**TASK DETAILS**
Omit every picture and return the rest of the data unaltered.

**DATA SUPPLIED**

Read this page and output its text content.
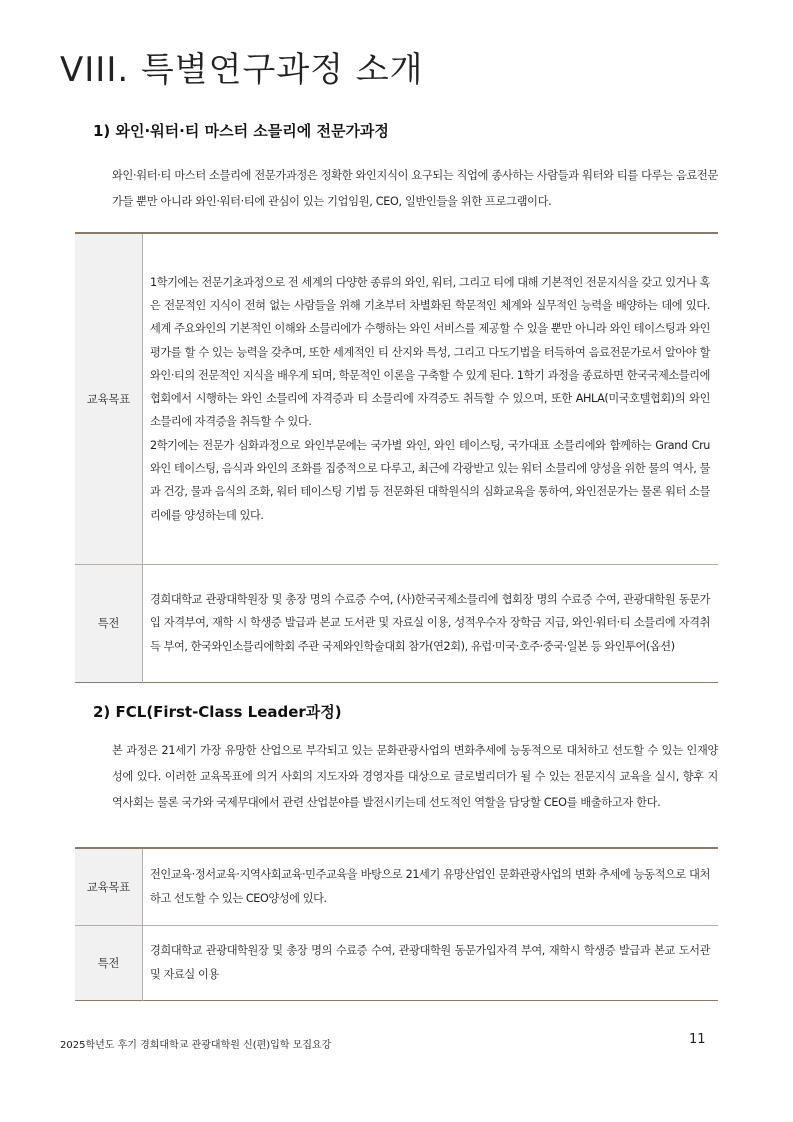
VIII. 특별연구과정 소개
1) 와인·워터·티 마스터 소믈리에 전문가과정

와인·워터·티 마스터 소믈리에 전문가과정은 정확한 와인지식이 요구되는 직업에 종사하는 사람들과 워터와 티를 다루는 음료전문가들 뿐만 아니라 와인·워터·티에 관심이 있는 기업임원, CEO, 일반인들을 위한 프로그램이다.

교육목표	1학기에는 전문기초과정으로 전 세계의 다양한 종류의 와인, 워터, 그리고 티에 대해 기본적인 전문지식을 갖고 있거나 혹은 전문적인 지식이 전혀 없는 사람들을 위해 기초부터 차별화된 학문적인 체계와 실무적인 능력을 배양하는 데에 있다. 세계 주요와인의 기본적인 이해와 소믈리에가 수행하는 와인 서비스를 제공할 수 있을 뿐만 아니라 와인 테이스팅과 와인평가를 할 수 있는 능력을 갖추며, 또한 세계적인 티 산지와 특성, 그리고 다도기법을 터득하여 음료전문가로서 알아야 할 와인·티의 전문적인 지식을 배우게 되며, 학문적인 이론을 구축할 수 있게 된다. 1학기 과정을 종료하면 한국국제소믈리에 협회에서 시행하는 와인 소믈리에 자격증과 티 소믈리에 자격증도 취득할 수 있으며, 또한 AHLA(미국호텔협회)의 와인 소믈리에 자격증을 취득할 수 있다.
2학기에는 전문가 심화과정으로 와인부문에는 국가별 와인, 와인 테이스팅, 국가대표 소믈리에와 함께하는 Grand Cru 와인 테이스팅, 음식과 와인의 조화를 집중적으로 다루고, 최근에 각광받고 있는 워터 소믈리에 양성을 위한 물의 역사, 물과 건강, 물과 음식의 조화, 워터 테이스팅 기법 등 전문화된 대학원식의 심화교육을 통하여, 와인전문가는 물론 워터 소믈리에를 양성하는데 있다.

특전	경희대학교 관광대학원장 및 총장 명의 수료증 수여, (사)한국국제소믈리에 협회장 명의 수료증 수여, 관광대학원 동문가입 자격부여, 재학 시 학생증 발급과 본교 도서관 및 자료실 이용, 성적우수자 장학금 지급, 와인·워터·티 소믈리에 자격취득 부여, 한국와인소믈리에학회 주관 국제와인학술대회 참가(연2회), 유럽·미국·호주·중국·일본 등 와인투어(옵션)
2) FCL(First-Class Leader과정)

본 과정은 21세기 가장 유망한 산업으로 부각되고 있는 문화관광사업의 변화추세에 능동적으로 대처하고 선도할 수 있는 인재양성에 있다. 이러한 교육목표에 의거 사회의 지도자와 경영자를 대상으로 글로벌리더가 될 수 있는 전문지식 교육을 실시, 향후 지역사회는 물론 국가와 국제무대에서 관련 산업분야를 발전시키는데 선도적인 역할을 담당할 CEO를 배출하고자 한다.

교육목표	전인교육·정서교육·지역사회교육·민주교육을 바탕으로 21세기 유망산업인 문화관광사업의 변화 추세에 능동적으로 대처하고 선도할 수 있는 CEO양성에 있다.

특전	경희대학교 관광대학원장 및 총장 명의 수료증 수여, 관광대학원 동문가입자격 부여, 재학시 학생증 발급과 본교 도서관 및 자료실 이용
2025학년도 후기 경희대학교 관광대학원 신(편)입학 모집요강	11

**THE SOLUTION**
Read this page and output its text content.
VIII. 특별연구과정 소개
1) 와인·워터·티 마스터 소믈리에 전문가과정

와인·워터·티 마스터 소믈리에 전문가과정은 정확한 와인지식이 요구되는 직업에 종사하는 사람들과 워터와 티를 다루는 음료전문가들 뿐만 아니라 와인·워터·티에 관심이 있는 기업임원, CEO, 일반인들을 위한 프로그램이다.

교육목표	1학기에는 전문기초과정으로 전 세계의 다양한 종류의 와인, 워터, 그리고 티에 대해 기본적인 전문지식을 갖고 있거나 혹은 전문적인 지식이 전혀 없는 사람들을 위해 기초부터 차별화된 학문적인 체계와 실무적인 능력을 배양하는 데에 있다. 세계 주요와인의 기본적인 이해와 소믈리에가 수행하는 와인 서비스를 제공할 수 있을 뿐만 아니라 와인 테이스팅과 와인평가를 할 수 있는 능력을 갖추며, 또한 세계적인 티 산지와 특성, 그리고 다도기법을 터득하여 음료전문가로서 알아야 할 와인·티의 전문적인 지식을 배우게 되며, 학문적인 이론을 구축할 수 있게 된다. 1학기 과정을 종료하면 한국국제소믈리에 협회에서 시행하는 와인 소믈리에 자격증과 티 소믈리에 자격증도 취득할 수 있으며, 또한 AHLA(미국호텔협회)의 와인 소믈리에 자격증을 취득할 수 있다.
2학기에는 전문가 심화과정으로 와인부문에는 국가별 와인, 와인 테이스팅, 국가대표 소믈리에와 함께하는 Grand Cru 와인 테이스팅, 음식과 와인의 조화를 집중적으로 다루고, 최근에 각광받고 있는 워터 소믈리에 양성을 위한 물의 역사, 물과 건강, 물과 음식의 조화, 워터 테이스팅 기법 등 전문화된 대학원식의 심화교육을 통하여, 와인전문가는 물론 워터 소믈리에를 양성하는데 있다.

특전	경희대학교 관광대학원장 및 총장 명의 수료증 수여, (사)한국국제소믈리에 협회장 명의 수료증 수여, 관광대학원 동문가입 자격부여, 재학 시 학생증 발급과 본교 도서관 및 자료실 이용, 성적우수자 장학금 지급, 와인·워터·티 소믈리에 자격취득 부여, 한국와인소믈리에학회 주관 국제와인학술대회 참가(연2회), 유럽·미국·호주·중국·일본 등 와인투어(옵션)
2) FCL(First-Class Leader과정)

본 과정은 21세기 가장 유망한 산업으로 부각되고 있는 문화관광사업의 변화추세에 능동적으로 대처하고 선도할 수 있는 인재양성에 있다. 이러한 교육목표에 의거 사회의 지도자와 경영자를 대상으로 글로벌리더가 될 수 있는 전문지식 교육을 실시, 향후 지역사회는 물론 국가와 국제무대에서 관련 산업분야를 발전시키는데 선도적인 역할을 담당할 CEO를 배출하고자 한다.

교육목표	전인교육·정서교육·지역사회교육·민주교육을 바탕으로 21세기 유망산업인 문화관광사업의 변화 추세에 능동적으로 대처하고 선도할 수 있는 CEO양성에 있다.

특전	경희대학교 관광대학원장 및 총장 명의 수료증 수여, 관광대학원 동문가입자격 부여, 재학시 학생증 발급과 본교 도서관 및 자료실 이용
2025학년도 후기 경희대학교 관광대학원 신(편)입학 모집요강	11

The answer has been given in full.